### Set problem:
Every record that follows must be duplicated exactly, with images left out.

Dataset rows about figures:
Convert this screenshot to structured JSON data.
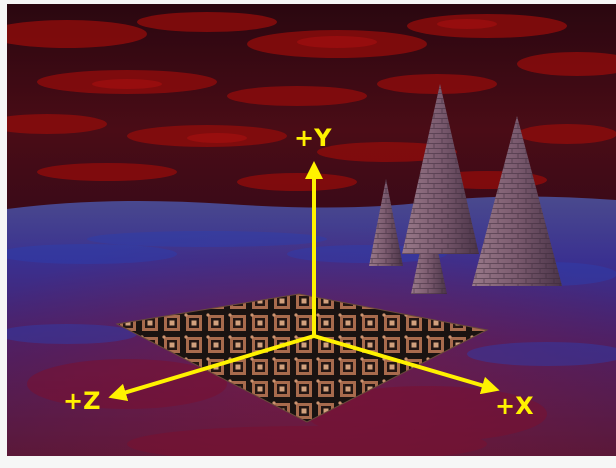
{
  "scene": {
    "axes": {
      "y_label": "+Y",
      "x_label": "+X",
      "z_label": "+Z"
    },
    "colors": {
      "axis": "#fff200",
      "sky_base": "#3a0a12",
      "sky_cloud": "#8a0c0c",
      "ground_base": "#3a2a6e",
      "ground_highlight": "#2c3fb0",
      "ground_red": "#7a1030",
      "pyramid_base": "#7a5a6a",
      "floor_tile_light": "#d8946a",
      "floor_tile_dark": "#1a1212"
    }
  }
}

### Exercise response:
Convert this screenshot to structured JSON data.
{
  "scene": {
    "axes": {
      "y_label": "+Y",
      "x_label": "+X",
      "z_label": "+Z"
    },
    "colors": {
      "axis": "#fff200",
      "sky_base": "#3a0a12",
      "sky_cloud": "#8a0c0c",
      "ground_base": "#3a2a6e",
      "ground_highlight": "#2c3fb0",
      "ground_red": "#7a1030",
      "pyramid_base": "#7a5a6a",
      "floor_tile_light": "#d8946a",
      "floor_tile_dark": "#1a1212"
    }
  }
}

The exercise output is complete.